TASK INSTRUCTIONS: Output the data word for word, dropping every image.

MATERIALS PROVIDED:
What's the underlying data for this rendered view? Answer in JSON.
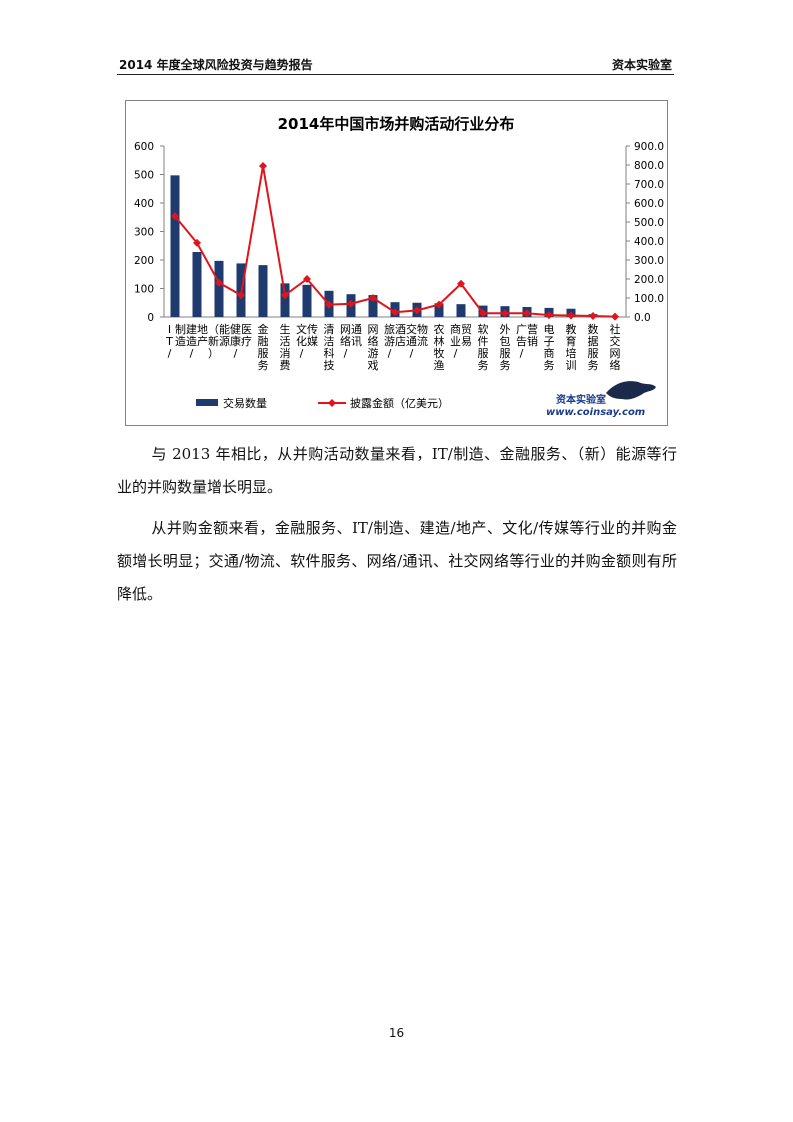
{
  "header": {
    "left": "2014 年度全球风险投资与趋势报告",
    "right": "资本实验室"
  },
  "chart_data": {
    "type": "bar",
    "title": "2014年中国市场并购活动行业分布",
    "categories": [
      "IT/制造",
      "建造/地产",
      "（新）能源",
      "健康/医疗",
      "金融服务",
      "生活消费",
      "文化/传媒",
      "清洁科技",
      "网络/通讯",
      "网络游戏",
      "旅游/酒店",
      "交通/物流",
      "农林牧渔",
      "商业/贸易",
      "软件服务",
      "外包服务",
      "广告/营销",
      "电子商务",
      "教育培训",
      "数据服务",
      "社交网络"
    ],
    "series": [
      {
        "name": "交易数量",
        "type": "bar",
        "axis": "left",
        "color": "#1f3a6e",
        "values": [
          497,
          228,
          197,
          188,
          182,
          118,
          113,
          92,
          80,
          77,
          52,
          50,
          48,
          45,
          40,
          38,
          35,
          32,
          29,
          10,
          2
        ]
      },
      {
        "name": "披露金额（亿美元）",
        "type": "line",
        "axis": "right",
        "color": "#e0151b",
        "values": [
          530,
          390,
          180,
          115,
          795,
          115,
          200,
          65,
          70,
          100,
          25,
          35,
          65,
          175,
          20,
          20,
          20,
          10,
          8,
          5,
          2
        ]
      }
    ],
    "y_left": {
      "min": 0,
      "max": 600,
      "ticks": [
        "0",
        "100",
        "200",
        "300",
        "400",
        "500",
        "600"
      ]
    },
    "y_right": {
      "min": 0,
      "max": 900,
      "ticks": [
        "0.0",
        "100.0",
        "200.0",
        "300.0",
        "400.0",
        "500.0",
        "600.0",
        "700.0",
        "800.0",
        "900.0"
      ]
    },
    "legend": {
      "placement": "bottom",
      "items": [
        "交易数量",
        "披露金额（亿美元）"
      ]
    },
    "grid": false
  },
  "logo": {
    "cn": "资本实验室",
    "url": "www.coinsay.com"
  },
  "paragraphs": [
    "与 2013 年相比，从并购活动数量来看，IT/制造、金融服务、（新）能源等行业的并购数量增长明显。",
    "从并购金额来看，金融服务、IT/制造、建造/地产、文化/传媒等行业的并购金额增长明显；交通/物流、软件服务、网络/通讯、社交网络等行业的并购金额则有所降低。"
  ],
  "page_number": "16"
}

THE OUTPUT:
What's the underlying data for this rendered view? Answer in JSON.
{
  "header": {
    "left": "2014 年度全球风险投资与趋势报告",
    "right": "资本实验室"
  },
  "chart_data": {
    "type": "bar",
    "title": "2014年中国市场并购活动行业分布",
    "categories": [
      "IT/制造",
      "建造/地产",
      "（新）能源",
      "健康/医疗",
      "金融服务",
      "生活消费",
      "文化/传媒",
      "清洁科技",
      "网络/通讯",
      "网络游戏",
      "旅游/酒店",
      "交通/物流",
      "农林牧渔",
      "商业/贸易",
      "软件服务",
      "外包服务",
      "广告/营销",
      "电子商务",
      "教育培训",
      "数据服务",
      "社交网络"
    ],
    "series": [
      {
        "name": "交易数量",
        "type": "bar",
        "axis": "left",
        "color": "#1f3a6e",
        "values": [
          497,
          228,
          197,
          188,
          182,
          118,
          113,
          92,
          80,
          77,
          52,
          50,
          48,
          45,
          40,
          38,
          35,
          32,
          29,
          10,
          2
        ]
      },
      {
        "name": "披露金额（亿美元）",
        "type": "line",
        "axis": "right",
        "color": "#e0151b",
        "values": [
          530,
          390,
          180,
          115,
          795,
          115,
          200,
          65,
          70,
          100,
          25,
          35,
          65,
          175,
          20,
          20,
          20,
          10,
          8,
          5,
          2
        ]
      }
    ],
    "y_left": {
      "min": 0,
      "max": 600,
      "ticks": [
        "0",
        "100",
        "200",
        "300",
        "400",
        "500",
        "600"
      ]
    },
    "y_right": {
      "min": 0,
      "max": 900,
      "ticks": [
        "0.0",
        "100.0",
        "200.0",
        "300.0",
        "400.0",
        "500.0",
        "600.0",
        "700.0",
        "800.0",
        "900.0"
      ]
    },
    "legend": {
      "placement": "bottom",
      "items": [
        "交易数量",
        "披露金额（亿美元）"
      ]
    },
    "grid": false
  },
  "logo": {
    "cn": "资本实验室",
    "url": "www.coinsay.com"
  },
  "paragraphs": [
    "与 2013 年相比，从并购活动数量来看，IT/制造、金融服务、（新）能源等行业的并购数量增长明显。",
    "从并购金额来看，金融服务、IT/制造、建造/地产、文化/传媒等行业的并购金额增长明显；交通/物流、软件服务、网络/通讯、社交网络等行业的并购金额则有所降低。"
  ],
  "page_number": "16"
}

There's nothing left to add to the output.